Essentiel
On remarque souvent que le sens traditionnel de la Fête s'est perdu dans nos sociétés modernes; les Fêtes religieuses et patriotiques sont écartées du
calendrier, quand elles ne sont pas réduites à autant de jours fériés et chômés.
Paradoxalement, la multiplication des Festivals et festivités de toute sorte envahit l'ensemble de ces mêmes sociétés et contribue souvent à rééquilibrer les fiscalités des villes et des villages qui organisent et exploitent les Fêtes dites populaires. On pourrait remarquer que plusieurs de ces manifestations de masse se réduisent trop souvent à des spectacles d'artistes professionnels devant des foules de badauds dont la participation se limite à la consommation des produits vendus sur place.
Où est passé l'essentiel de la Fête, dont le sens reposait avant tout sur l'évocation par la mémoire de faits passés ayant contribué à définir la collectivité d'appartenance? Fête-t-on encore quand on a oublié ce qu'on fête? Plus que le boire et le manger, la fête doit nourrir la mémoire et la vaillance de ceux qui, à certaines dates fixées par la coutume, s'arrêtent de travailler pour s'amuser. Sans finalité clairement formulée, la fête se dissout rapidement dans la consommation passive d'un plaisir trop court qui ne vaut pas le prix du congé et encore moins la fatigue du lendemain.

→ **DONNÉES AFFICHÉES**

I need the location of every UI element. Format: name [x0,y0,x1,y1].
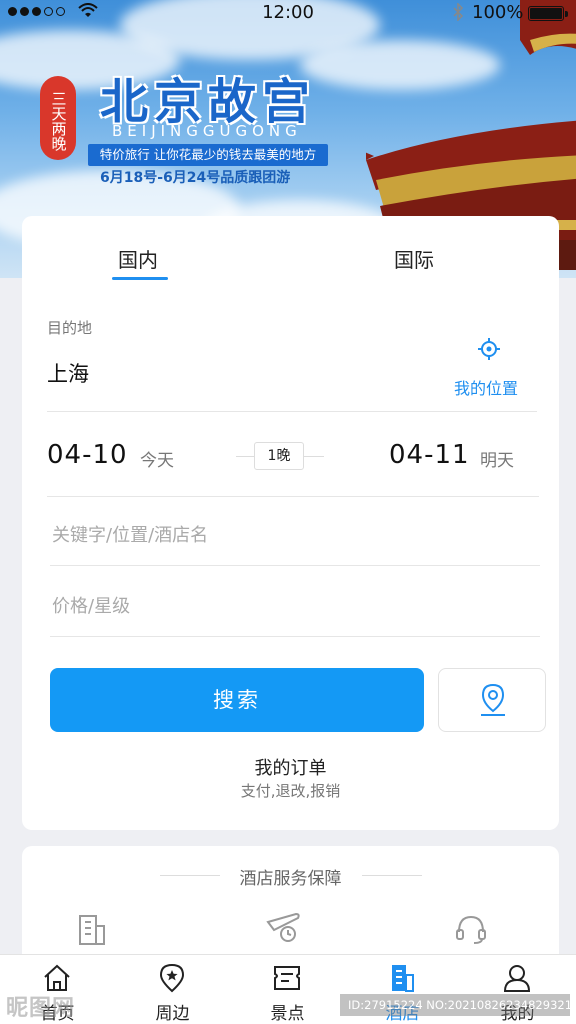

→ **CONSIGNE**
D'après le texte sur la fête, sur quoi reposait avant tout le sens de la fête ? Les lignes constituent un matériau distinct du texte.

→ **RÉPONSE**
Sur l'évocation par la mémoire de faits passés ayant contribué à définir la collectivité d'appartenance.